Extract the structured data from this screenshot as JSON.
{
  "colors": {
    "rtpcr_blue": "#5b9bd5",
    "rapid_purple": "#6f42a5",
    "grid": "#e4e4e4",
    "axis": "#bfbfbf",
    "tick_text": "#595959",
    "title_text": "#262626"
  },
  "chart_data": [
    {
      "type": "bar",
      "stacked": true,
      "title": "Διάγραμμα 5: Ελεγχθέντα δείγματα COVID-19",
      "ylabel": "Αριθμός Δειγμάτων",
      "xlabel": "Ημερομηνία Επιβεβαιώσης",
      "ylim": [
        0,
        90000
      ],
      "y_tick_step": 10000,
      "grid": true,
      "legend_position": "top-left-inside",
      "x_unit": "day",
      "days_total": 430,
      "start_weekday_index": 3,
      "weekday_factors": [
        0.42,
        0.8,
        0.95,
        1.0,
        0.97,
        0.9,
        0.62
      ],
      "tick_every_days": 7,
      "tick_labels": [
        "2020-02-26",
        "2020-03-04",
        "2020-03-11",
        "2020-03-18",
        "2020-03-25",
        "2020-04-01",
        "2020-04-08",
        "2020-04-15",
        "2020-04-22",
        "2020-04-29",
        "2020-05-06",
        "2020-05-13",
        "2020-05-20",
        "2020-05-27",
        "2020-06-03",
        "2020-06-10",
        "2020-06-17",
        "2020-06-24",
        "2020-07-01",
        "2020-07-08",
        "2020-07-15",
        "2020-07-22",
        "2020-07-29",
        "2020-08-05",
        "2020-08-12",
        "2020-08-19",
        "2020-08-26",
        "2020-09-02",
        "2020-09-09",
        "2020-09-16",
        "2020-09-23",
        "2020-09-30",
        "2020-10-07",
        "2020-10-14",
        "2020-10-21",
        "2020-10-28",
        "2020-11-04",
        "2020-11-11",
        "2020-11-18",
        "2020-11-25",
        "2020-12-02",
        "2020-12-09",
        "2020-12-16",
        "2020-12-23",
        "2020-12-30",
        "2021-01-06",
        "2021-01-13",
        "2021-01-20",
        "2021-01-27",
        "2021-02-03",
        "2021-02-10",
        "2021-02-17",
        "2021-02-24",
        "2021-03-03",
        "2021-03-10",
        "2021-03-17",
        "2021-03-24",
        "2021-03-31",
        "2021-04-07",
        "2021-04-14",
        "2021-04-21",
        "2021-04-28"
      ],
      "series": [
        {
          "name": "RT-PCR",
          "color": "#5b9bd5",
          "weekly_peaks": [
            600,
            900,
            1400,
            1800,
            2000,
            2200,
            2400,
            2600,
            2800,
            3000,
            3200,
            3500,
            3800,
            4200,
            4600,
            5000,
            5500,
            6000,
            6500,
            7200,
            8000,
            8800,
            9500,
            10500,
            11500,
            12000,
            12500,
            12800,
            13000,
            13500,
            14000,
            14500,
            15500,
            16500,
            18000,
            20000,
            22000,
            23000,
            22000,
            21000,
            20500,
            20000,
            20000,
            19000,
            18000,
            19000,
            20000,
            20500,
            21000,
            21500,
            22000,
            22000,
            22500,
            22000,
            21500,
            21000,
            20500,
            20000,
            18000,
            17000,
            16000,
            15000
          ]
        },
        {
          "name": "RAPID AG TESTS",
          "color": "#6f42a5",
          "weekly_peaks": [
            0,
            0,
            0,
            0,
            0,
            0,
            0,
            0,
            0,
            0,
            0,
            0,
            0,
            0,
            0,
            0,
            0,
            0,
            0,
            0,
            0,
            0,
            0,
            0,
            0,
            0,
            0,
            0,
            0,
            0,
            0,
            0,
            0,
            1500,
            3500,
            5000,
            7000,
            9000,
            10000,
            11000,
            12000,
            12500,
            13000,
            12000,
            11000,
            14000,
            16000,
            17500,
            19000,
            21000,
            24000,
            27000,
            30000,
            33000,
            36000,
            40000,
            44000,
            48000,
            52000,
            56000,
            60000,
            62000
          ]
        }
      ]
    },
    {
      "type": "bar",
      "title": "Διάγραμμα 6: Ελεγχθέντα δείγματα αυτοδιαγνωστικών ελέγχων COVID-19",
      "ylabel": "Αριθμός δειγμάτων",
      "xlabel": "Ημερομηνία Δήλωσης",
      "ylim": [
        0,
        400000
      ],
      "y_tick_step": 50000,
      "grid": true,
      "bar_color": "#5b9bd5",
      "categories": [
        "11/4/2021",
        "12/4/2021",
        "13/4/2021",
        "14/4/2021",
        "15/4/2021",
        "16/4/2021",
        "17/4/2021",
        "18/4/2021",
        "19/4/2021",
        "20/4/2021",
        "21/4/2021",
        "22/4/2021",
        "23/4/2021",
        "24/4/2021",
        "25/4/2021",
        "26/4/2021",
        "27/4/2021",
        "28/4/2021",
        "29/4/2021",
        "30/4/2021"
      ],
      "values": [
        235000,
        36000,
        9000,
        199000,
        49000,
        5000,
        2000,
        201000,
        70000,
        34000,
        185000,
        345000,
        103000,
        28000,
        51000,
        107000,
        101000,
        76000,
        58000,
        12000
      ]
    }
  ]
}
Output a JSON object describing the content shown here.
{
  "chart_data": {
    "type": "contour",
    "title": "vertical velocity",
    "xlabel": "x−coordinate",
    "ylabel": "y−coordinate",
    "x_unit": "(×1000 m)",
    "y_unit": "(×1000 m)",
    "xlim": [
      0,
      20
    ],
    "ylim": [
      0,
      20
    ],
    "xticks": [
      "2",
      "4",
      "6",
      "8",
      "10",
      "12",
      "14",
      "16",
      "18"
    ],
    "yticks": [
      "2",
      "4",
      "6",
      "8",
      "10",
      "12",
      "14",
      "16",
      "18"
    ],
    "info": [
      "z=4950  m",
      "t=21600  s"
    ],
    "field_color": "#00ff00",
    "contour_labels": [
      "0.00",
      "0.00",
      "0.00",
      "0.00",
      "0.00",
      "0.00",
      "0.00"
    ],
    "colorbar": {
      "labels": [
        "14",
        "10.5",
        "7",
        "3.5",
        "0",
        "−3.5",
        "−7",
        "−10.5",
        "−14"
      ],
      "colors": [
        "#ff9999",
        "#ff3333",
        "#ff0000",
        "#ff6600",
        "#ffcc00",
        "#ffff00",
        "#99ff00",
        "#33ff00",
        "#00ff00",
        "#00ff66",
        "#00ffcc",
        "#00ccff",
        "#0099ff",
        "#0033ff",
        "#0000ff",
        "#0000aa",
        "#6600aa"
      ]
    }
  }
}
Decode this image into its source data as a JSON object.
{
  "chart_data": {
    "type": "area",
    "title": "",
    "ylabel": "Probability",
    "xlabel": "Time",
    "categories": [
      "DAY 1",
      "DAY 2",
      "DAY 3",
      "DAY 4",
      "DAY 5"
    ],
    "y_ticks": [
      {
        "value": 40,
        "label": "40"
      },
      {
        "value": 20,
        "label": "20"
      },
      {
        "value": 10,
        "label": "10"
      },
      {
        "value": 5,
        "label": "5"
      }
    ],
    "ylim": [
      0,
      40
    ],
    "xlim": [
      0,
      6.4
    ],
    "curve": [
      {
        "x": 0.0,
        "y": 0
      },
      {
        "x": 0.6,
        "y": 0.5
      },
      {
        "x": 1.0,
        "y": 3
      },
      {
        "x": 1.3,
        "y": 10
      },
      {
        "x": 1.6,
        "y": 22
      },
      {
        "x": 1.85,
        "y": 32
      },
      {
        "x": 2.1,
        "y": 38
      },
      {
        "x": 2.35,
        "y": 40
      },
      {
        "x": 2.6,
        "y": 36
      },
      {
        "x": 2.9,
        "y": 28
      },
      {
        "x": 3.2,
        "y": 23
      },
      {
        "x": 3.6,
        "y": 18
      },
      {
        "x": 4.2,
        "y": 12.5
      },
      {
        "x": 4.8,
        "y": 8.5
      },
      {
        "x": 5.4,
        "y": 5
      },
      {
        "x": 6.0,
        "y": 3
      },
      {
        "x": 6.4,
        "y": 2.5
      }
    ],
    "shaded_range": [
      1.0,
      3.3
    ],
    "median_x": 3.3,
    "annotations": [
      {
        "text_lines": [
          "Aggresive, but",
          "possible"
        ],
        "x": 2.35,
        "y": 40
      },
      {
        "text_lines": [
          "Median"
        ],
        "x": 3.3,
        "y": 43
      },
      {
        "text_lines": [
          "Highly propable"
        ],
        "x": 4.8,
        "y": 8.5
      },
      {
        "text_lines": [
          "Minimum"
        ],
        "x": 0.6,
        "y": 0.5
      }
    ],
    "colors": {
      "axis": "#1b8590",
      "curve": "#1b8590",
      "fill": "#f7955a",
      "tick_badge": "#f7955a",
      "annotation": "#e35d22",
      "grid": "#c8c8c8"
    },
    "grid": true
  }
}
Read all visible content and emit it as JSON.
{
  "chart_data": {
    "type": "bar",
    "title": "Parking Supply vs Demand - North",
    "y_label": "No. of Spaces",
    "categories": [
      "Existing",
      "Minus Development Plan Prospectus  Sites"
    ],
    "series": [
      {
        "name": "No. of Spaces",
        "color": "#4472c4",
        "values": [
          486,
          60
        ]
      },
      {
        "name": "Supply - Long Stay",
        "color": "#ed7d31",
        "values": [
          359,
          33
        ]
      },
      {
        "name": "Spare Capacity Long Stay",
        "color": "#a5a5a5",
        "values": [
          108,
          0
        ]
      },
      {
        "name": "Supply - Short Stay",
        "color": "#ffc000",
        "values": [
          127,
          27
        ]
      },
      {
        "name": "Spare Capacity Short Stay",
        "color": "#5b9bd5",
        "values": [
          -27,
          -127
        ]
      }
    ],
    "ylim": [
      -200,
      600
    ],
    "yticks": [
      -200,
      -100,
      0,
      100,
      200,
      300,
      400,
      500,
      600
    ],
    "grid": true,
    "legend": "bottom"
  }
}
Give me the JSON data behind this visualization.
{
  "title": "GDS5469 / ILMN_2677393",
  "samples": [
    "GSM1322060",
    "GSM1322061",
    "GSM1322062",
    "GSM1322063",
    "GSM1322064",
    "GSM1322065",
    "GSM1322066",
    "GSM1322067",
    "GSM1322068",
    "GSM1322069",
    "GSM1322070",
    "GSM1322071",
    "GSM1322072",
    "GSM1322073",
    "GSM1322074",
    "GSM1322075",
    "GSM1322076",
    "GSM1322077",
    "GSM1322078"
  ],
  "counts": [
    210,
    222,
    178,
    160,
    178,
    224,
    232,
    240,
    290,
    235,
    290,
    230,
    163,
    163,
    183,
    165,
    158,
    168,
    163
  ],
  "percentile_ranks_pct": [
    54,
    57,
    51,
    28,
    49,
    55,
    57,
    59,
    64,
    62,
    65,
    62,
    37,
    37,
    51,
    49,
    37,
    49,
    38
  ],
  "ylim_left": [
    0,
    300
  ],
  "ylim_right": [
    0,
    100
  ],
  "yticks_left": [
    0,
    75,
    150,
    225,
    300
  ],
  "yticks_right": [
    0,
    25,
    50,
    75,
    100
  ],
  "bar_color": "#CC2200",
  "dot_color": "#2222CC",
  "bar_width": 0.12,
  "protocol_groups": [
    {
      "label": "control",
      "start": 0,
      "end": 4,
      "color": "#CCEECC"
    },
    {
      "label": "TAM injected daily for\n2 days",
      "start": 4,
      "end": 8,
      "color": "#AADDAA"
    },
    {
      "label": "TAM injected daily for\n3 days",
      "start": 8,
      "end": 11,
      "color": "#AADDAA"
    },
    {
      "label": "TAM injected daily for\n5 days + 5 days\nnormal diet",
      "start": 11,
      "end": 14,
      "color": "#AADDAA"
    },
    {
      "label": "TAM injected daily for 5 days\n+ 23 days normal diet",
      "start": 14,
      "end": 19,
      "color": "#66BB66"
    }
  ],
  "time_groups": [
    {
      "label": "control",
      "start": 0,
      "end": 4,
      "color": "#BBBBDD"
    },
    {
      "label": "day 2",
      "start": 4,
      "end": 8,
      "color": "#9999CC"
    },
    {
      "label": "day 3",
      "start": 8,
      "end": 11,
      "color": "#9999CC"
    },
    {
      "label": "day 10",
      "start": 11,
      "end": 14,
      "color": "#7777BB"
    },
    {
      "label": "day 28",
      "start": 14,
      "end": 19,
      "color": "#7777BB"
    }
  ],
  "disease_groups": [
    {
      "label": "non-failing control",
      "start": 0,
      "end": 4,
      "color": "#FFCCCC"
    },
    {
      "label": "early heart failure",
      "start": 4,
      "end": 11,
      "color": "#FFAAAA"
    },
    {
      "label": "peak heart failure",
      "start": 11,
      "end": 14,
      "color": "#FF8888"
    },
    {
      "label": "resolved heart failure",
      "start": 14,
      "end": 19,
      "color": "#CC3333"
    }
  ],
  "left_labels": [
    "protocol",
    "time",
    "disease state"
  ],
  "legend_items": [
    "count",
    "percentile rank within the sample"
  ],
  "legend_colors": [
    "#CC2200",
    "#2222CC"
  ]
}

» **The request**:
Where a line of the material above holds the string "daily", copy that line.

» **Response below**:
      "label": "TAM injected daily for\n2 days",
      "label": "TAM injected daily for\n3 days",
      "label": "TAM injected daily for\n5 days + 5 days\nnormal diet",
      "label": "TAM injected daily for 5 days\n+ 23 days normal diet",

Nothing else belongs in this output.